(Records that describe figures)
Start
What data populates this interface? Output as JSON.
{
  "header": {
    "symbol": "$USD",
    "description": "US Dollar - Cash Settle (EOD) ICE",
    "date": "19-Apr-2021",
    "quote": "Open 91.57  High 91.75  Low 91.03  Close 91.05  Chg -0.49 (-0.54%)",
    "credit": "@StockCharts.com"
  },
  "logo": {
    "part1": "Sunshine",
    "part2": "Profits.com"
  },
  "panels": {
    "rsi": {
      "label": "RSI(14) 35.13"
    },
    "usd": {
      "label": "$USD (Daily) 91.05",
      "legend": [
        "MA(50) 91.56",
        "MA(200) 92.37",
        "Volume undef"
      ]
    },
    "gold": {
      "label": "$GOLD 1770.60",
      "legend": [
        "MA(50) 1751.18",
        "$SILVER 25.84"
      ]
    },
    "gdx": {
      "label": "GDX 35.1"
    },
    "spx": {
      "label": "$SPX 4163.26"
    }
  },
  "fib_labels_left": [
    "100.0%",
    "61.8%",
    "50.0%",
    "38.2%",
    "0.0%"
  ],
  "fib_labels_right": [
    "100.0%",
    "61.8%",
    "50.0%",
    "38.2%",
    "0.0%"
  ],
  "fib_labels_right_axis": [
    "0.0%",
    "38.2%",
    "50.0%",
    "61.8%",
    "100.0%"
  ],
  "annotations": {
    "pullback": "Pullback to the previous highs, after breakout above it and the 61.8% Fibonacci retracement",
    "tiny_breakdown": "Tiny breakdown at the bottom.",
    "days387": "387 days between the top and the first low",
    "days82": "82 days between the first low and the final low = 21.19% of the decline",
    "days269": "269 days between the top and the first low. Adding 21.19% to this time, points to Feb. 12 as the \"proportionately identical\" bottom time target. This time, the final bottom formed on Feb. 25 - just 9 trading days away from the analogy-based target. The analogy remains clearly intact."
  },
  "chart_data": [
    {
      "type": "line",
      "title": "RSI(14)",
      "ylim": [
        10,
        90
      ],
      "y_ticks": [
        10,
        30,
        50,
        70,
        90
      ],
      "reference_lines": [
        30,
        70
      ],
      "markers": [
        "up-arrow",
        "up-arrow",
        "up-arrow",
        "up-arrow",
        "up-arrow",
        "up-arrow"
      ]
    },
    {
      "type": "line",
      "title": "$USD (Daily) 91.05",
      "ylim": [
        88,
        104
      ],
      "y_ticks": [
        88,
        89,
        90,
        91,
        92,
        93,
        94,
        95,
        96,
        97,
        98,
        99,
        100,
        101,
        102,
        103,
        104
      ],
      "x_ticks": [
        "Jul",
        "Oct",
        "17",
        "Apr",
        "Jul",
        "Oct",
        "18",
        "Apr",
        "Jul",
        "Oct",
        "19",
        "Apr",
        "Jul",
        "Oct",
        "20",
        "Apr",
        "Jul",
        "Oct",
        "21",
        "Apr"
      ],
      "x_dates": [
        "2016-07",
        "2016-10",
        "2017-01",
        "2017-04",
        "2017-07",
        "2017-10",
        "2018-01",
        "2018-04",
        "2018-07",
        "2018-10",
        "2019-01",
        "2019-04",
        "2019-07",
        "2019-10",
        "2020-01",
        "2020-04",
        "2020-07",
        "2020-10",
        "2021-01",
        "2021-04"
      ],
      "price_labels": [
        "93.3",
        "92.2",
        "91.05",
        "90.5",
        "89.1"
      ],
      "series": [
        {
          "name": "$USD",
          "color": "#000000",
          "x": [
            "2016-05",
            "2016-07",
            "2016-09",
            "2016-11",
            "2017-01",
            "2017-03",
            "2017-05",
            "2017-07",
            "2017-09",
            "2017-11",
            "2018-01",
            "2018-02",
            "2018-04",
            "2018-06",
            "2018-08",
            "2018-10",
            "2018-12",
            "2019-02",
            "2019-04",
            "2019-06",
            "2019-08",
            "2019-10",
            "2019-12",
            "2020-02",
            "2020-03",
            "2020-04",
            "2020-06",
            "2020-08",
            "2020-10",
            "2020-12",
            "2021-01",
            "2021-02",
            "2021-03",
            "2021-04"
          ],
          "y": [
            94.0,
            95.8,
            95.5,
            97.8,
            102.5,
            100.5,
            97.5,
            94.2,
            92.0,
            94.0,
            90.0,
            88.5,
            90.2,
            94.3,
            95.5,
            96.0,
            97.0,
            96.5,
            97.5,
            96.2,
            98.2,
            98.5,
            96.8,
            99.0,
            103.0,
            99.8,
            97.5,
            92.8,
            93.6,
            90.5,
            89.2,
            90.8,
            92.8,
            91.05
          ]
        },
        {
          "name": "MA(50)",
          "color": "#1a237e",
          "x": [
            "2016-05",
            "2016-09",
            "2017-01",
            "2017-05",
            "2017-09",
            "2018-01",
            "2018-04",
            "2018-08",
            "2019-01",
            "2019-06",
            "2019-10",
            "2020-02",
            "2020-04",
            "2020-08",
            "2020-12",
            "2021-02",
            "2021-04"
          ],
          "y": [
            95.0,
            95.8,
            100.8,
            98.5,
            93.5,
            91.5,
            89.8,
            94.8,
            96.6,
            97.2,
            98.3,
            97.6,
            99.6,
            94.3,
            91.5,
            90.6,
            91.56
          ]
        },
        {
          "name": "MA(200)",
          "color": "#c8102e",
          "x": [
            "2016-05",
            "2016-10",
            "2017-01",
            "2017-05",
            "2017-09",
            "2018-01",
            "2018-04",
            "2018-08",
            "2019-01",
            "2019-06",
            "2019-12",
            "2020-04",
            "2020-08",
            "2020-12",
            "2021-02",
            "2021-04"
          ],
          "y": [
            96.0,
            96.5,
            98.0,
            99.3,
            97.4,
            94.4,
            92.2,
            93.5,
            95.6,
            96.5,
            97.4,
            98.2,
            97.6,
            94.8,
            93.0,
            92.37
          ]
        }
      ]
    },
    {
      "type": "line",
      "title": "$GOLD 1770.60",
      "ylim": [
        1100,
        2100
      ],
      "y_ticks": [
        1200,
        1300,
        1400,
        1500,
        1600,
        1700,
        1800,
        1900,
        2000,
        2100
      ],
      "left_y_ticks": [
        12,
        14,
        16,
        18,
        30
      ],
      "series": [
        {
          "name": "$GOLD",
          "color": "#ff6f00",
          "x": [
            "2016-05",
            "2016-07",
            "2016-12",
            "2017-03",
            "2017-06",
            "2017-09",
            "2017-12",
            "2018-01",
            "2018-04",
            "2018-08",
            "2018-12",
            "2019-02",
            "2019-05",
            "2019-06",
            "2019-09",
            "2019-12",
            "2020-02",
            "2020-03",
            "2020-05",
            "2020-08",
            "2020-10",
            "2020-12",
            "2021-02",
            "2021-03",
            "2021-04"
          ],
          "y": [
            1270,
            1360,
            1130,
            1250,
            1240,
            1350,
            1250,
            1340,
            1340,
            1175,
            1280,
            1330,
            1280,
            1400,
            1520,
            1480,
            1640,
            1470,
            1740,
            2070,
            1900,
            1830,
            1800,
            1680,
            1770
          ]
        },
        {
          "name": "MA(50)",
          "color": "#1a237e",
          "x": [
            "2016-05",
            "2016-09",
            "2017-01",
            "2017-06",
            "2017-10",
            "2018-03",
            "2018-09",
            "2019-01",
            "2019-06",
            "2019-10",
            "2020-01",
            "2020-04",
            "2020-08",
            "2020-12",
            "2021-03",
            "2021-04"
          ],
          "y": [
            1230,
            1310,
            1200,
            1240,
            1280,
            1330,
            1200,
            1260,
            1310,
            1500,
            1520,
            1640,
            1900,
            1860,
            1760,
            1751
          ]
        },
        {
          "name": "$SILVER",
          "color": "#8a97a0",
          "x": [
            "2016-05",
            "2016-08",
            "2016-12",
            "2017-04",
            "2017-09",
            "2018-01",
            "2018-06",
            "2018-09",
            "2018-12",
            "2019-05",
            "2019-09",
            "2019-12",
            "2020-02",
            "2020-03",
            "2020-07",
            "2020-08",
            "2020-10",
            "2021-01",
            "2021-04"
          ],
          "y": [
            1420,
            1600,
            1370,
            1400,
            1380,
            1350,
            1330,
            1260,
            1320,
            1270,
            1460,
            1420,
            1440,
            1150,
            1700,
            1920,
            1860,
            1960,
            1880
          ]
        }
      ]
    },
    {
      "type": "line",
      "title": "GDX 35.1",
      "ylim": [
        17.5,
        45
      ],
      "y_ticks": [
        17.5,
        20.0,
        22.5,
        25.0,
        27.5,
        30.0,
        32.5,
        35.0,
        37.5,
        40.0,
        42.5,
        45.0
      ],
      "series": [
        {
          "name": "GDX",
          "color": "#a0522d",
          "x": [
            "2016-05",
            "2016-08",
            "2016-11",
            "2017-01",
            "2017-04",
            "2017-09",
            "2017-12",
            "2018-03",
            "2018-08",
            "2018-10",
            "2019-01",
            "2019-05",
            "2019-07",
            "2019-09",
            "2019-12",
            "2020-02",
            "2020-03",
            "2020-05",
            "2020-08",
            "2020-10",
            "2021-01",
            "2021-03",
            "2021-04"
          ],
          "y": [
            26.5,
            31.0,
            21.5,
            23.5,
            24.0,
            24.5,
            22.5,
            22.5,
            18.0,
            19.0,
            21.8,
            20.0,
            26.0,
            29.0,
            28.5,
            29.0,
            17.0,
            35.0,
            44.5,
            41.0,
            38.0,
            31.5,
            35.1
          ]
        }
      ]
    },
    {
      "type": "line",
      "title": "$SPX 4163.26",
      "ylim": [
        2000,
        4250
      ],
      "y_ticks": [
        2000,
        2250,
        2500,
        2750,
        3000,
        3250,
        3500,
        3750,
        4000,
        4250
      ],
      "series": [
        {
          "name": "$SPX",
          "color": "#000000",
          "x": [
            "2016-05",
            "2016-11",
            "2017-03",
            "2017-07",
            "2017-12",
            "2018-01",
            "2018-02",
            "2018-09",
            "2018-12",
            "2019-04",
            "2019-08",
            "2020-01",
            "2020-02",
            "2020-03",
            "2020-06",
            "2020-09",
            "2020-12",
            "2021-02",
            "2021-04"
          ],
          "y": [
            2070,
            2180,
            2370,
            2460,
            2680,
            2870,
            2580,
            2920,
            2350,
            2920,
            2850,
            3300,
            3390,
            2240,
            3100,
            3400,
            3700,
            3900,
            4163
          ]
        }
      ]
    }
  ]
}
End
Copy out all lines above that include the string "this".

What data populates this interface? Output as JSON.
    "days269": "269 days between the top and the first low. Adding 21.19% to this time, points to Feb. 12 as the \"proportionately identical\" bottom time target. This time, the final bottom formed on Feb. 25 - just 9 trading days away from the analogy-based target. The analogy remains clearly intact."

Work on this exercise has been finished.